▶ [DATA SECTION]
** begin **
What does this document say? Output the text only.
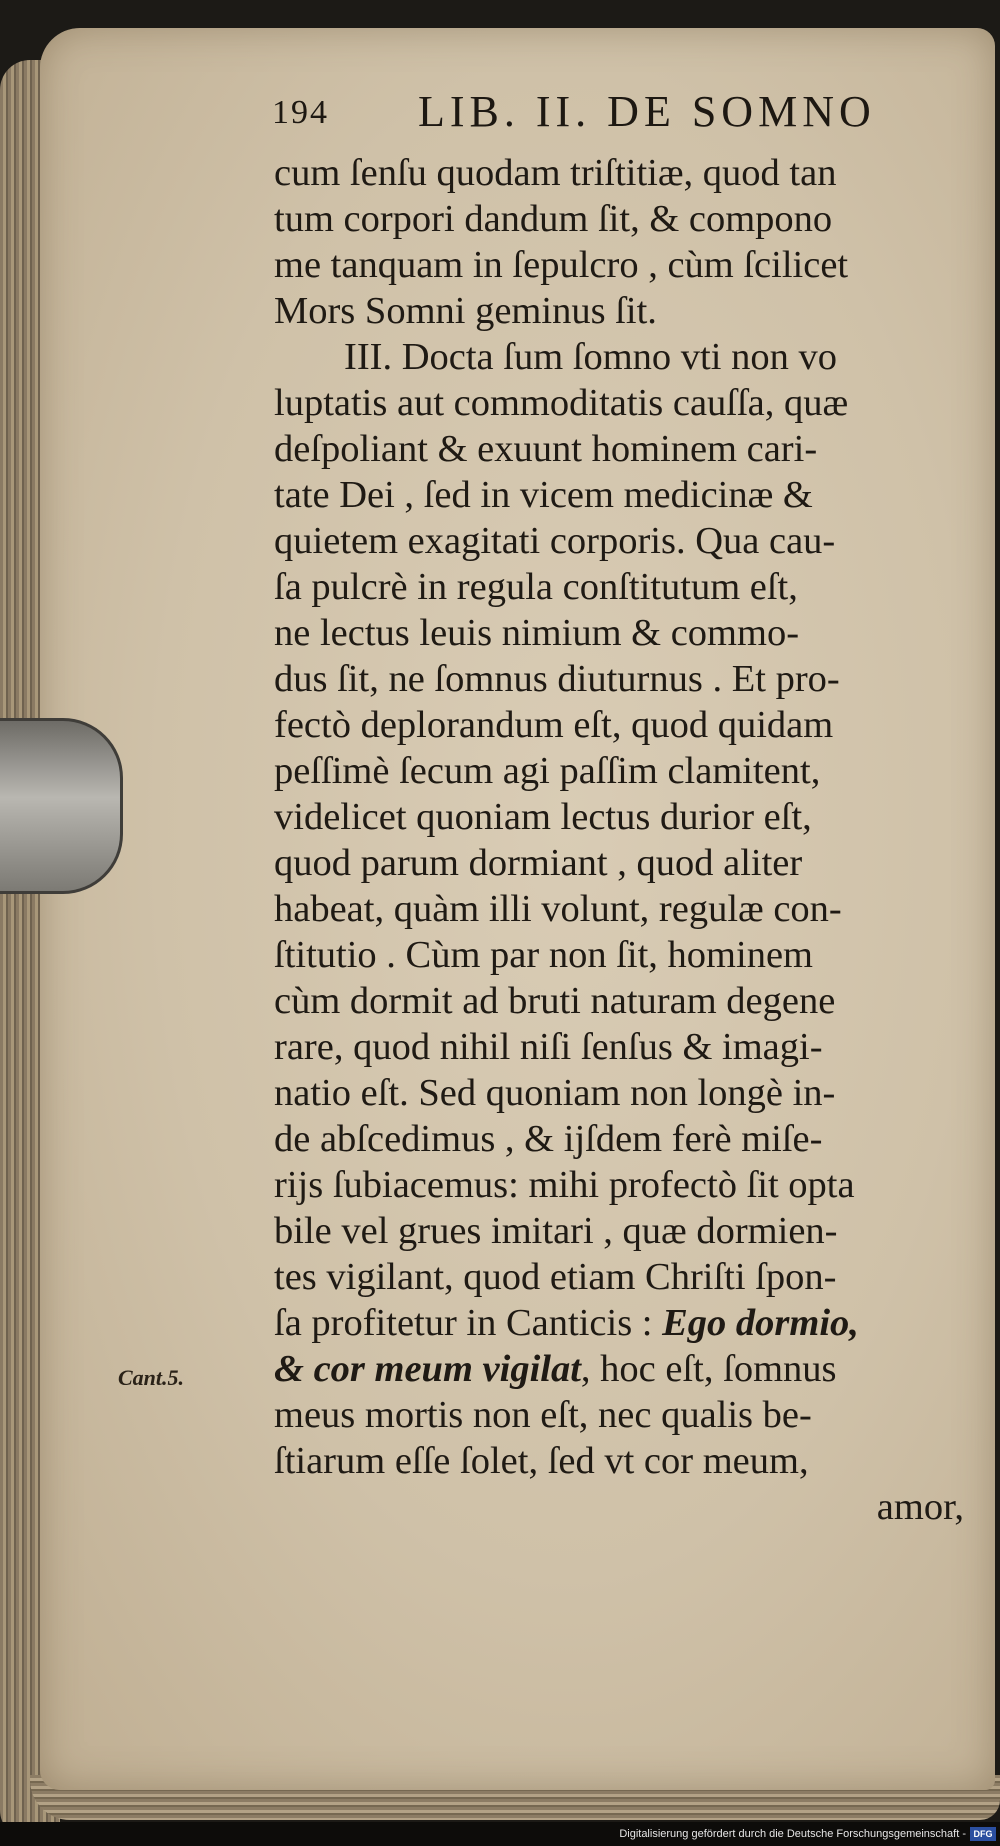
194 LIB. II. DE SOMNO
cum ſenſu quodam triſtitiæ, quod tan
tum corpori dandum ſit, & compono
me tanquam in ſepulcro , cùm ſcilicet
Mors Somni geminus ſit.
III. Docta ſum ſomno vti non vo
luptatis aut commoditatis cauſſa, quæ
deſpoliant & exuunt hominem cari-
tate Dei , ſed in vicem medicinæ &
quietem exagitati corporis. Qua cau-
ſa pulcrè in regula conſtitutum eſt,
ne lectus leuis nimium & commo-
dus ſit, ne ſomnus diuturnus . Et pro-
fectò deplorandum eſt, quod quidam
peſſimè ſecum agi paſſim clamitent,
videlicet quoniam lectus durior eſt,
quod parum dormiant , quod aliter
habeat, quàm illi volunt, regulæ con-
ſtitutio . Cùm par non ſit, hominem
cùm dormit ad bruti naturam degene
rare, quod nihil niſi ſenſus & imagi-
natio eſt. Sed quoniam non longè in-
de abſcedimus , & ijſdem ferè miſe-
rijs ſubiacemus: mihi profectò ſit opta
bile vel grues imitari , quæ dormien-
tes vigilant, quod etiam Chriſti ſpon-
ſa profitetur in Canticis : Ego dormio,
& cor meum vigilat, hoc eſt, ſomnus
meus mortis non eſt, nec qualis be-
ſtiarum eſſe ſolet, ſed vt cor meum,
amor,
Cant.5.
Digitalisierung gefördert durch die Deutsche Forschungsgemeinschaft - DFG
** end **
▶ [DIRECTION]
Reproduce each line exactly as it appears, omitting the pictures.

▶ [SOLUTION TO THIS EXERCISE]
What does this document say? Output the text only.
194 LIB. II. DE SOMNO
cum ſenſu quodam triſtitiæ, quod tan
tum corpori dandum ſit, & compono
me tanquam in ſepulcro , cùm ſcilicet
Mors Somni geminus ſit.
III. Docta ſum ſomno vti non vo
luptatis aut commoditatis cauſſa, quæ
deſpoliant & exuunt hominem cari-
tate Dei , ſed in vicem medicinæ &
quietem exagitati corporis. Qua cau-
ſa pulcrè in regula conſtitutum eſt,
ne lectus leuis nimium & commo-
dus ſit, ne ſomnus diuturnus . Et pro-
fectò deplorandum eſt, quod quidam
peſſimè ſecum agi paſſim clamitent,
videlicet quoniam lectus durior eſt,
quod parum dormiant , quod aliter
habeat, quàm illi volunt, regulæ con-
ſtitutio . Cùm par non ſit, hominem
cùm dormit ad bruti naturam degene
rare, quod nihil niſi ſenſus & imagi-
natio eſt. Sed quoniam non longè in-
de abſcedimus , & ijſdem ferè miſe-
rijs ſubiacemus: mihi profectò ſit opta
bile vel grues imitari , quæ dormien-
tes vigilant, quod etiam Chriſti ſpon-
ſa profitetur in Canticis : Ego dormio,
& cor meum vigilat, hoc eſt, ſomnus
meus mortis non eſt, nec qualis be-
ſtiarum eſſe ſolet, ſed vt cor meum,
amor,
Cant.5.
Digitalisierung gefördert durch die Deutsche Forschungsgemeinschaft - DFG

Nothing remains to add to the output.